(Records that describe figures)
- - -
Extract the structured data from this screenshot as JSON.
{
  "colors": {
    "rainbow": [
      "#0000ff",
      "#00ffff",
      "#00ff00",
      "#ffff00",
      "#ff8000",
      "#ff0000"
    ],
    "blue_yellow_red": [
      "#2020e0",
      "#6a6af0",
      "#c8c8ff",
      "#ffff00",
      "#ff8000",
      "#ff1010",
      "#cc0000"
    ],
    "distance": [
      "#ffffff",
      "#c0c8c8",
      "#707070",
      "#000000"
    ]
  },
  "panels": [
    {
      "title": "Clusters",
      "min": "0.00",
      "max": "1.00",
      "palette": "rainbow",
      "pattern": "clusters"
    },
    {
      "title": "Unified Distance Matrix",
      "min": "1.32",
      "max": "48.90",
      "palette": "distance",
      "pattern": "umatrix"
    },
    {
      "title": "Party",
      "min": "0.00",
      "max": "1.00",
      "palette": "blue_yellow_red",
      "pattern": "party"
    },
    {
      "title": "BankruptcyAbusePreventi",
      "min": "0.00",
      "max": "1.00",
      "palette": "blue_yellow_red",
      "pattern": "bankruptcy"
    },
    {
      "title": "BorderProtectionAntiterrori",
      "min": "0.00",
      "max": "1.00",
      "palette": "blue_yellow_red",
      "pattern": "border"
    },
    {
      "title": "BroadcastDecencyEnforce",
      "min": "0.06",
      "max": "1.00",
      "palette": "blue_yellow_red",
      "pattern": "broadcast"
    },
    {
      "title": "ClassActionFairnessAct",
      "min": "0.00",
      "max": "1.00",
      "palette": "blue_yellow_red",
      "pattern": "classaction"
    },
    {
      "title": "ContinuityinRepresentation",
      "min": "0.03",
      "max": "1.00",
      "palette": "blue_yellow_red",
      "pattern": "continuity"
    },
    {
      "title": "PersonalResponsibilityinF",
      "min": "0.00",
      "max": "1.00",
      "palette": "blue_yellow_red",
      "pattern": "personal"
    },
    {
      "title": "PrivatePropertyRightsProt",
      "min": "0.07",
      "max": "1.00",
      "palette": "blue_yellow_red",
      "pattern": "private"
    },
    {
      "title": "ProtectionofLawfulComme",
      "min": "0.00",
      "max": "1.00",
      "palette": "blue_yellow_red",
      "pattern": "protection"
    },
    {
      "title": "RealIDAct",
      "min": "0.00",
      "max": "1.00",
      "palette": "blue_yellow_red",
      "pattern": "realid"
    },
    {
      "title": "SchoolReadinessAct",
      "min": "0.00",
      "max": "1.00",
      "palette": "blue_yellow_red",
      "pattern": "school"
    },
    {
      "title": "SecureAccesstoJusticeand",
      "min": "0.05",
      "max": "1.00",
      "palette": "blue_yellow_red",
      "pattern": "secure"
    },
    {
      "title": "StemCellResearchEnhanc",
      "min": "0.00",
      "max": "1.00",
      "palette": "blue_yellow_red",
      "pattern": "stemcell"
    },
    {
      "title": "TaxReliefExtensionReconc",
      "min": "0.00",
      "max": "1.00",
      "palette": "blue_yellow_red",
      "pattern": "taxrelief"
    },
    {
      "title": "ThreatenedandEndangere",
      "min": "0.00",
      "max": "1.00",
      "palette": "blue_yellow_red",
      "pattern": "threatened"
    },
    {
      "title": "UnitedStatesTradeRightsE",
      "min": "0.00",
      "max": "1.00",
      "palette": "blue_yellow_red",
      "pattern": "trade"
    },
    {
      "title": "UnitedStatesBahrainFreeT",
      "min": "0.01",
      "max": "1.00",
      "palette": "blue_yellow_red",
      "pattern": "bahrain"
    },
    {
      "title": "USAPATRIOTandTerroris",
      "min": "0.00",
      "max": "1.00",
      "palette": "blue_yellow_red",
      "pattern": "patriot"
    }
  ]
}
- - -
**Exercise:**
Return the listing above word for word.

**Correct response:**
Extract the structured data from this screenshot as JSON.
{
  "colors": {
    "rainbow": [
      "#0000ff",
      "#00ffff",
      "#00ff00",
      "#ffff00",
      "#ff8000",
      "#ff0000"
    ],
    "blue_yellow_red": [
      "#2020e0",
      "#6a6af0",
      "#c8c8ff",
      "#ffff00",
      "#ff8000",
      "#ff1010",
      "#cc0000"
    ],
    "distance": [
      "#ffffff",
      "#c0c8c8",
      "#707070",
      "#000000"
    ]
  },
  "panels": [
    {
      "title": "Clusters",
      "min": "0.00",
      "max": "1.00",
      "palette": "rainbow",
      "pattern": "clusters"
    },
    {
      "title": "Unified Distance Matrix",
      "min": "1.32",
      "max": "48.90",
      "palette": "distance",
      "pattern": "umatrix"
    },
    {
      "title": "Party",
      "min": "0.00",
      "max": "1.00",
      "palette": "blue_yellow_red",
      "pattern": "party"
    },
    {
      "title": "BankruptcyAbusePreventi",
      "min": "0.00",
      "max": "1.00",
      "palette": "blue_yellow_red",
      "pattern": "bankruptcy"
    },
    {
      "title": "BorderProtectionAntiterrori",
      "min": "0.00",
      "max": "1.00",
      "palette": "blue_yellow_red",
      "pattern": "border"
    },
    {
      "title": "BroadcastDecencyEnforce",
      "min": "0.06",
      "max": "1.00",
      "palette": "blue_yellow_red",
      "pattern": "broadcast"
    },
    {
      "title": "ClassActionFairnessAct",
      "min": "0.00",
      "max": "1.00",
      "palette": "blue_yellow_red",
      "pattern": "classaction"
    },
    {
      "title": "ContinuityinRepresentation",
      "min": "0.03",
      "max": "1.00",
      "palette": "blue_yellow_red",
      "pattern": "continuity"
    },
    {
      "title": "PersonalResponsibilityinF",
      "min": "0.00",
      "max": "1.00",
      "palette": "blue_yellow_red",
      "pattern": "personal"
    },
    {
      "title": "PrivatePropertyRightsProt",
      "min": "0.07",
      "max": "1.00",
      "palette": "blue_yellow_red",
      "pattern": "private"
    },
    {
      "title": "ProtectionofLawfulComme",
      "min": "0.00",
      "max": "1.00",
      "palette": "blue_yellow_red",
      "pattern": "protection"
    },
    {
      "title": "RealIDAct",
      "min": "0.00",
      "max": "1.00",
      "palette": "blue_yellow_red",
      "pattern": "realid"
    },
    {
      "title": "SchoolReadinessAct",
      "min": "0.00",
      "max": "1.00",
      "palette": "blue_yellow_red",
      "pattern": "school"
    },
    {
      "title": "SecureAccesstoJusticeand",
      "min": "0.05",
      "max": "1.00",
      "palette": "blue_yellow_red",
      "pattern": "secure"
    },
    {
      "title": "StemCellResearchEnhanc",
      "min": "0.00",
      "max": "1.00",
      "palette": "blue_yellow_red",
      "pattern": "stemcell"
    },
    {
      "title": "TaxReliefExtensionReconc",
      "min": "0.00",
      "max": "1.00",
      "palette": "blue_yellow_red",
      "pattern": "taxrelief"
    },
    {
      "title": "ThreatenedandEndangere",
      "min": "0.00",
      "max": "1.00",
      "palette": "blue_yellow_red",
      "pattern": "threatened"
    },
    {
      "title": "UnitedStatesTradeRightsE",
      "min": "0.00",
      "max": "1.00",
      "palette": "blue_yellow_red",
      "pattern": "trade"
    },
    {
      "title": "UnitedStatesBahrainFreeT",
      "min": "0.01",
      "max": "1.00",
      "palette": "blue_yellow_red",
      "pattern": "bahrain"
    },
    {
      "title": "USAPATRIOTandTerroris",
      "min": "0.00",
      "max": "1.00",
      "palette": "blue_yellow_red",
      "pattern": "patriot"
    }
  ]
}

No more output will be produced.